WRITTEN REQUEST:
Only a number is wanted: how many lines of the entries include the string "educaplay"?

* START DATA FOR THIS TASK *

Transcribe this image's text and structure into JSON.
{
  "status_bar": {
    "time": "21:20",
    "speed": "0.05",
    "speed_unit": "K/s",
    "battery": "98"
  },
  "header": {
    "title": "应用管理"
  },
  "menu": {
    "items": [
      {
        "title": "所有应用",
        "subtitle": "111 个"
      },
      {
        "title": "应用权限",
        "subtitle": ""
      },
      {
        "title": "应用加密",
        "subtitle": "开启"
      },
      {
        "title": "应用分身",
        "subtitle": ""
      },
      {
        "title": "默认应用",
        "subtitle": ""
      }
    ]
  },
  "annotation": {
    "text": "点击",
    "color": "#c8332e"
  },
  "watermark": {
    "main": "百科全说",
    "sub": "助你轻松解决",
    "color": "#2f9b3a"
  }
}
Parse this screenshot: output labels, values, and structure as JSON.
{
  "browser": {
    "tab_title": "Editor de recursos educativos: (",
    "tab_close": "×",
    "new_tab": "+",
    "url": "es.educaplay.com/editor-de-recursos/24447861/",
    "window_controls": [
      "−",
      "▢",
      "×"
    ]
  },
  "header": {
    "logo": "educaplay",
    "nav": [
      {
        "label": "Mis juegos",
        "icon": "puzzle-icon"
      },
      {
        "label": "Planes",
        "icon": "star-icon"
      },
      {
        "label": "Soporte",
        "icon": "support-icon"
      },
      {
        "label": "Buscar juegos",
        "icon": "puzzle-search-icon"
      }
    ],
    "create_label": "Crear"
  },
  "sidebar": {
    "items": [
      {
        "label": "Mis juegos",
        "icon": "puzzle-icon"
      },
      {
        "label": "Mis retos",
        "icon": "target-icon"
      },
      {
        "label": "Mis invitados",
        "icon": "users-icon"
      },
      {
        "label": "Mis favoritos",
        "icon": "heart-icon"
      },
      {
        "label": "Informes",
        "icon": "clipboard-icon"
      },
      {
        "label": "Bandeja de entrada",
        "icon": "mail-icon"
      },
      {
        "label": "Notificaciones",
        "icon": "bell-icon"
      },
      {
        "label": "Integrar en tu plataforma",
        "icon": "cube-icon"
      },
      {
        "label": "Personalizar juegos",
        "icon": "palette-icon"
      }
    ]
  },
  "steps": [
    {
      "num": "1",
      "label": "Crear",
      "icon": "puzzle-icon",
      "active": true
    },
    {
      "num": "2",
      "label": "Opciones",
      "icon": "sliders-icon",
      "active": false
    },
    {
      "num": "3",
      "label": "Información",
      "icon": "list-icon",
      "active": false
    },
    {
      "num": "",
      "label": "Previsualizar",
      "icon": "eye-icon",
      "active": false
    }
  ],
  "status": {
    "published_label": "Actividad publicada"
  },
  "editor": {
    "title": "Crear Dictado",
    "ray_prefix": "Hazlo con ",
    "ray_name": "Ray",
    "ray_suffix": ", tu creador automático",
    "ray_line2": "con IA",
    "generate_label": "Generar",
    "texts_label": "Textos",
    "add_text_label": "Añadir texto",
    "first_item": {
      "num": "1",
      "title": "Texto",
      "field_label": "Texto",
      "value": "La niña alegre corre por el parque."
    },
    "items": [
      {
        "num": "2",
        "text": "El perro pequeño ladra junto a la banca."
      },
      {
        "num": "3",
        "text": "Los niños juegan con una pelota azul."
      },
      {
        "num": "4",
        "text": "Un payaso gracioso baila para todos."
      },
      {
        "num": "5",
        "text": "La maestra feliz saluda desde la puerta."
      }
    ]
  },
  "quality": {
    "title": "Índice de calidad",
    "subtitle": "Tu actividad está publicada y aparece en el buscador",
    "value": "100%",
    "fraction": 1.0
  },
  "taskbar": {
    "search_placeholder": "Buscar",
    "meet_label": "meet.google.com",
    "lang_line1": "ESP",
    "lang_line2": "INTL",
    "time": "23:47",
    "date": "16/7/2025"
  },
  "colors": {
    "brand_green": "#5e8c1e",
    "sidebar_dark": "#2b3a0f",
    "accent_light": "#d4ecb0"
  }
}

* END DATA FOR THIS TASK *

FULL ANSWER:
2